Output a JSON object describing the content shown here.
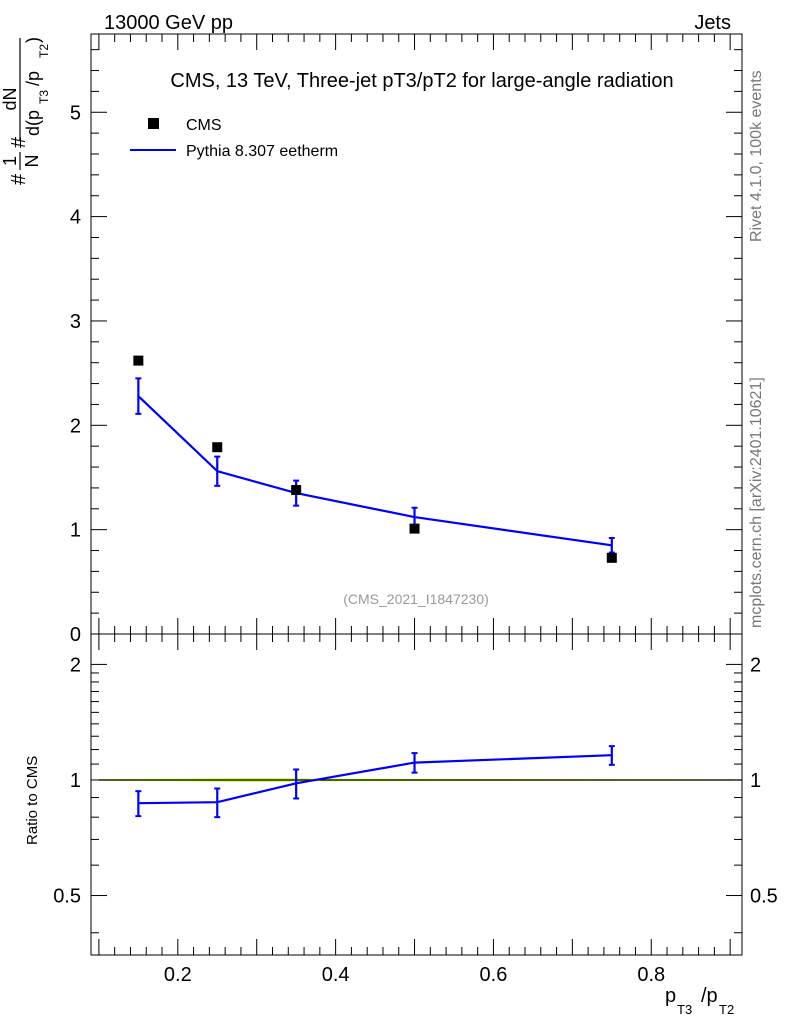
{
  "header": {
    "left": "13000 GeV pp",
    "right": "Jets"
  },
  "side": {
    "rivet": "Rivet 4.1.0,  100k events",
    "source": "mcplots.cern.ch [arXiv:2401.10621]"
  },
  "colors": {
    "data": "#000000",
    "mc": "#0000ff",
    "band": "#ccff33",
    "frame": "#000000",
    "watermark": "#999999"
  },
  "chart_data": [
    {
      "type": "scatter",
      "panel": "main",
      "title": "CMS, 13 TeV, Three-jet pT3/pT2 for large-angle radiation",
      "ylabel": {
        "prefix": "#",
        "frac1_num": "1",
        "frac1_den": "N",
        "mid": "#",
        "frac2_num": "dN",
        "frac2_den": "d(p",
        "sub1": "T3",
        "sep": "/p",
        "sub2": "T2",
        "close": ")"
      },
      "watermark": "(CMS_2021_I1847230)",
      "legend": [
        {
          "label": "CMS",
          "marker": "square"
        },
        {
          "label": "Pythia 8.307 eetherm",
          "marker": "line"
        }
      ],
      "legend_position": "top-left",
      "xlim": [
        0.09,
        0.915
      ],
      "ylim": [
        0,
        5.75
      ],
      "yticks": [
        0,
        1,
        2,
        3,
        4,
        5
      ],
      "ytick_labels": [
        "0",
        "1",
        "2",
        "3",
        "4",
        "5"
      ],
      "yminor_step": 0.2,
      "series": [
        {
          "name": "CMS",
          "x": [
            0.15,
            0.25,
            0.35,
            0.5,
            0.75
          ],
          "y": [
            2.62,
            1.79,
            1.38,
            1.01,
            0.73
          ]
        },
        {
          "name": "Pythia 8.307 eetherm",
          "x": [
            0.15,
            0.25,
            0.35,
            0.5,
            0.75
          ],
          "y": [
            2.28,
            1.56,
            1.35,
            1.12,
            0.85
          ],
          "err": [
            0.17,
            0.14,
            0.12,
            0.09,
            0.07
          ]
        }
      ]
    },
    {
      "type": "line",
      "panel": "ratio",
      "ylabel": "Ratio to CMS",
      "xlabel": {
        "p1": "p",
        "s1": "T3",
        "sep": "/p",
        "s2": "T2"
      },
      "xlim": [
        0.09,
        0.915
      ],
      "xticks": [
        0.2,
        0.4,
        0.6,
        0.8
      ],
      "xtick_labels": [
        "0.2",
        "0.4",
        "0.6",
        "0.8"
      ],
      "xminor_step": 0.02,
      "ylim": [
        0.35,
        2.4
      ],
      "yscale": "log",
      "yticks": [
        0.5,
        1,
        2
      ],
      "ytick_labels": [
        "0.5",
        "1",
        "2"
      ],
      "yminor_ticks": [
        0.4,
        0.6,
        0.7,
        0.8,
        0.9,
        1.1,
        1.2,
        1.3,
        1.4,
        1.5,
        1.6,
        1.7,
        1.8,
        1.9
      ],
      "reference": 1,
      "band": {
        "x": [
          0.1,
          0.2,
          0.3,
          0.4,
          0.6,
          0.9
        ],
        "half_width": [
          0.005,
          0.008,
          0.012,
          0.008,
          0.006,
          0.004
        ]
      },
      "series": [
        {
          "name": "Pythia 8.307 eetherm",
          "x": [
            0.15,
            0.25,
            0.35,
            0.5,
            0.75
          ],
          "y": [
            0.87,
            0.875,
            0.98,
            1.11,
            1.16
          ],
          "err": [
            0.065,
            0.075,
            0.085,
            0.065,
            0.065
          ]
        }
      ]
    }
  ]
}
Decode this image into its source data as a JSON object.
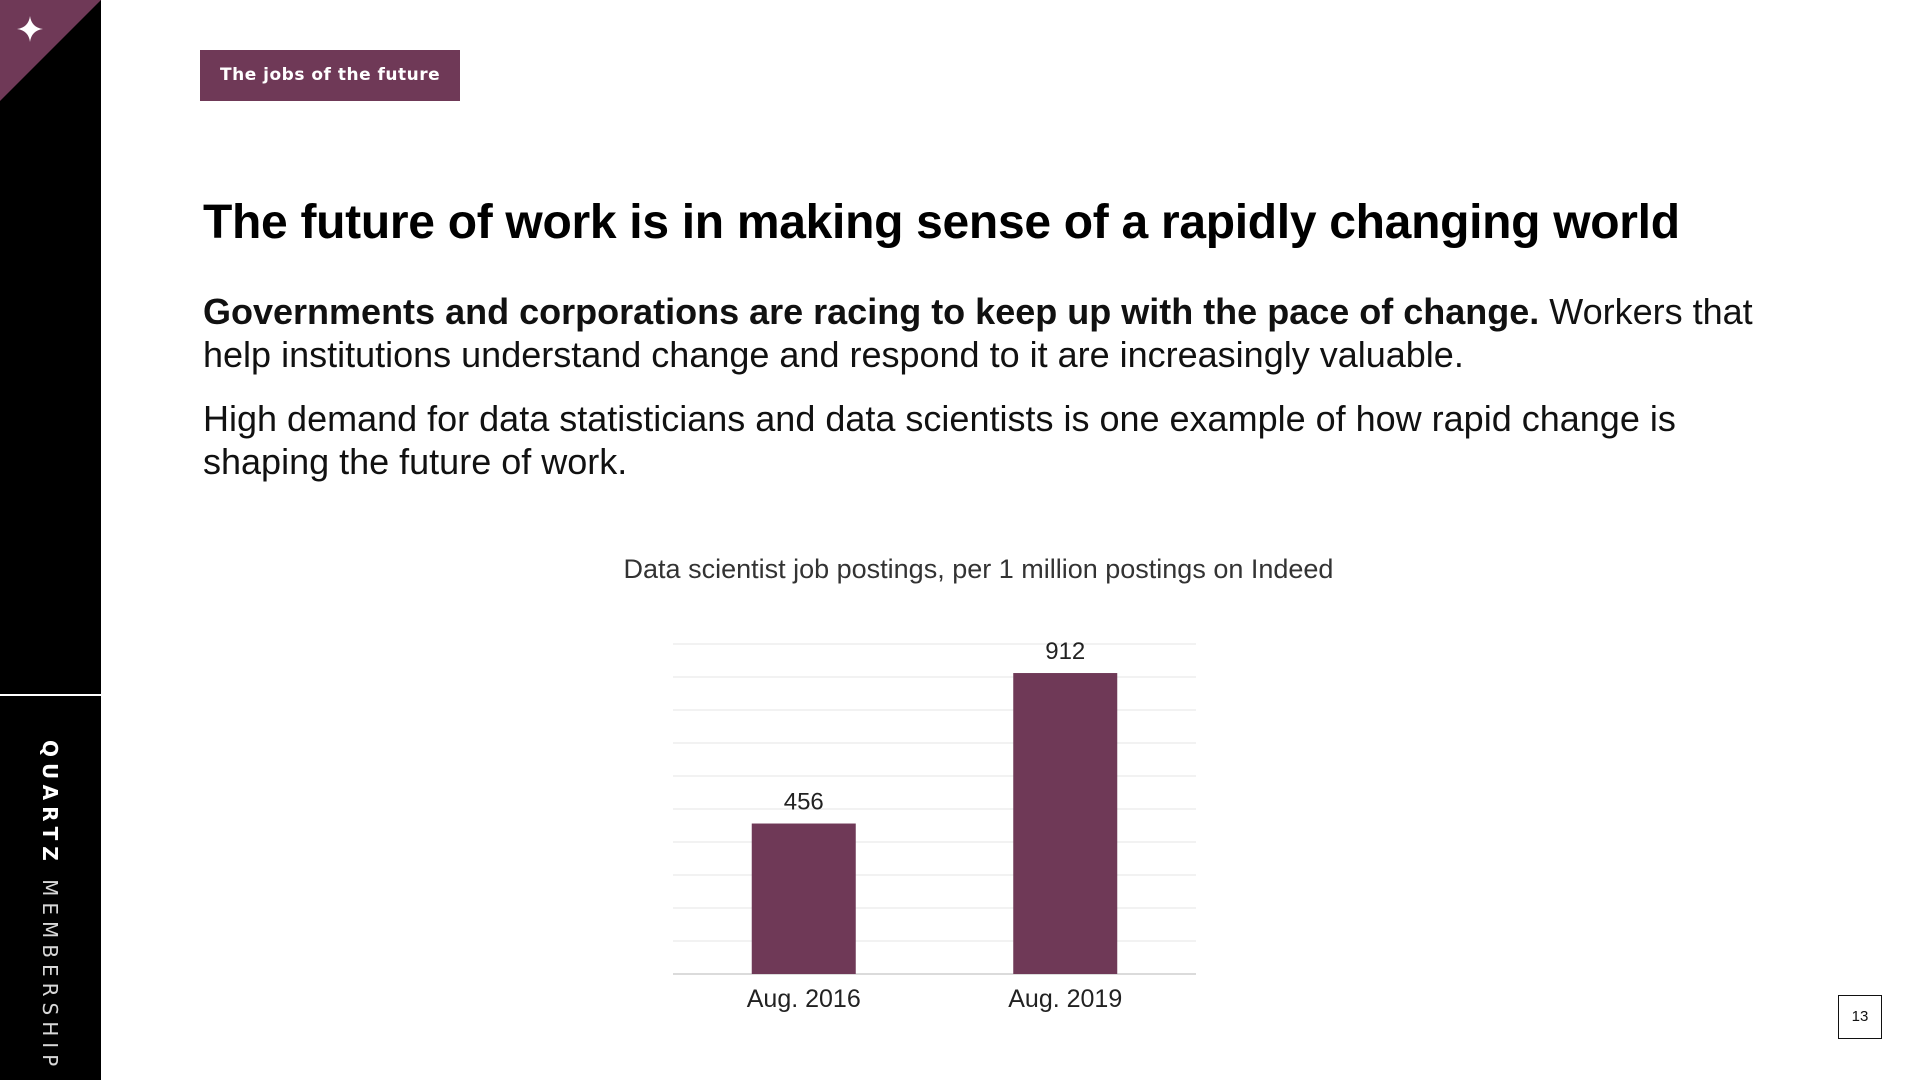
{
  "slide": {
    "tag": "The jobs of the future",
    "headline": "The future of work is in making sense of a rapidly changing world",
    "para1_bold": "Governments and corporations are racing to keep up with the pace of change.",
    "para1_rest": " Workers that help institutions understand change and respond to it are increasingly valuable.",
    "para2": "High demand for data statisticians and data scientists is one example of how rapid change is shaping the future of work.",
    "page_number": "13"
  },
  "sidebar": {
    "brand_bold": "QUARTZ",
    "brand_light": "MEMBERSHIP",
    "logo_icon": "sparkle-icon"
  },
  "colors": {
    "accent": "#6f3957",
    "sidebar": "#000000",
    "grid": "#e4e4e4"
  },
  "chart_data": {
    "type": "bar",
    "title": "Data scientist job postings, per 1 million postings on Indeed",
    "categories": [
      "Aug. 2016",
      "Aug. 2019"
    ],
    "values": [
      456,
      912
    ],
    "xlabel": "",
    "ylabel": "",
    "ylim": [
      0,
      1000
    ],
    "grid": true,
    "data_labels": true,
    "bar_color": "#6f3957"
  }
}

_____

— Stated exercise —
Leave the pictures out and reproduce each record exactly as written.

— Task response —
Output a JSON object describing the content shown here.
{
  "header": {
    "left": "13000 GeV pp",
    "right": "Jets"
  },
  "side": {
    "rivet": "Rivet 4.1.0,  100k events",
    "source": "mcplots.cern.ch [arXiv:2401.10621]"
  },
  "colors": {
    "data": "#000000",
    "mc": "#0000ff",
    "band": "#ccff33",
    "frame": "#000000",
    "watermark": "#999999"
  },
  "chart_data": [
    {
      "type": "scatter",
      "panel": "main",
      "title": "CMS, 13 TeV, Three-jet pT3/pT2 for large-angle radiation",
      "ylabel": {
        "prefix": "#",
        "frac1_num": "1",
        "frac1_den": "N",
        "mid": "#",
        "frac2_num": "dN",
        "frac2_den": "d(p",
        "sub1": "T3",
        "sep": "/p",
        "sub2": "T2",
        "close": ")"
      },
      "watermark": "(CMS_2021_I1847230)",
      "legend": [
        {
          "label": "CMS",
          "marker": "square"
        },
        {
          "label": "Pythia 8.307 eetherm",
          "marker": "line"
        }
      ],
      "legend_position": "top-left",
      "xlim": [
        0.09,
        0.915
      ],
      "ylim": [
        0,
        5.75
      ],
      "yticks": [
        0,
        1,
        2,
        3,
        4,
        5
      ],
      "ytick_labels": [
        "0",
        "1",
        "2",
        "3",
        "4",
        "5"
      ],
      "yminor_step": 0.2,
      "series": [
        {
          "name": "CMS",
          "x": [
            0.15,
            0.25,
            0.35,
            0.5,
            0.75
          ],
          "y": [
            2.62,
            1.79,
            1.38,
            1.01,
            0.73
          ]
        },
        {
          "name": "Pythia 8.307 eetherm",
          "x": [
            0.15,
            0.25,
            0.35,
            0.5,
            0.75
          ],
          "y": [
            2.28,
            1.56,
            1.35,
            1.12,
            0.85
          ],
          "err": [
            0.17,
            0.14,
            0.12,
            0.09,
            0.07
          ]
        }
      ]
    },
    {
      "type": "line",
      "panel": "ratio",
      "ylabel": "Ratio to CMS",
      "xlabel": {
        "p1": "p",
        "s1": "T3",
        "sep": "/p",
        "s2": "T2"
      },
      "xlim": [
        0.09,
        0.915
      ],
      "xticks": [
        0.2,
        0.4,
        0.6,
        0.8
      ],
      "xtick_labels": [
        "0.2",
        "0.4",
        "0.6",
        "0.8"
      ],
      "xminor_step": 0.02,
      "ylim": [
        0.35,
        2.4
      ],
      "yscale": "log",
      "yticks": [
        0.5,
        1,
        2
      ],
      "ytick_labels": [
        "0.5",
        "1",
        "2"
      ],
      "yminor_ticks": [
        0.4,
        0.6,
        0.7,
        0.8,
        0.9,
        1.1,
        1.2,
        1.3,
        1.4,
        1.5,
        1.6,
        1.7,
        1.8,
        1.9
      ],
      "reference": 1,
      "band": {
        "x": [
          0.1,
          0.2,
          0.3,
          0.4,
          0.6,
          0.9
        ],
        "half_width": [
          0.005,
          0.008,
          0.012,
          0.008,
          0.006,
          0.004
        ]
      },
      "series": [
        {
          "name": "Pythia 8.307 eetherm",
          "x": [
            0.15,
            0.25,
            0.35,
            0.5,
            0.75
          ],
          "y": [
            0.87,
            0.875,
            0.98,
            1.11,
            1.16
          ],
          "err": [
            0.065,
            0.075,
            0.085,
            0.065,
            0.065
          ]
        }
      ]
    }
  ]
}
Decode this image into its source data as a JSON object.
{
  "slide": {
    "tag": "The jobs of the future",
    "headline": "The future of work is in making sense of a rapidly changing world",
    "para1_bold": "Governments and corporations are racing to keep up with the pace of change.",
    "para1_rest": " Workers that help institutions understand change and respond to it are increasingly valuable.",
    "para2": "High demand for data statisticians and data scientists is one example of how rapid change is shaping the future of work.",
    "page_number": "13"
  },
  "sidebar": {
    "brand_bold": "QUARTZ",
    "brand_light": "MEMBERSHIP",
    "logo_icon": "sparkle-icon"
  },
  "colors": {
    "accent": "#6f3957",
    "sidebar": "#000000",
    "grid": "#e4e4e4"
  },
  "chart_data": {
    "type": "bar",
    "title": "Data scientist job postings, per 1 million postings on Indeed",
    "categories": [
      "Aug. 2016",
      "Aug. 2019"
    ],
    "values": [
      456,
      912
    ],
    "xlabel": "",
    "ylabel": "",
    "ylim": [
      0,
      1000
    ],
    "grid": true,
    "data_labels": true,
    "bar_color": "#6f3957"
  }
}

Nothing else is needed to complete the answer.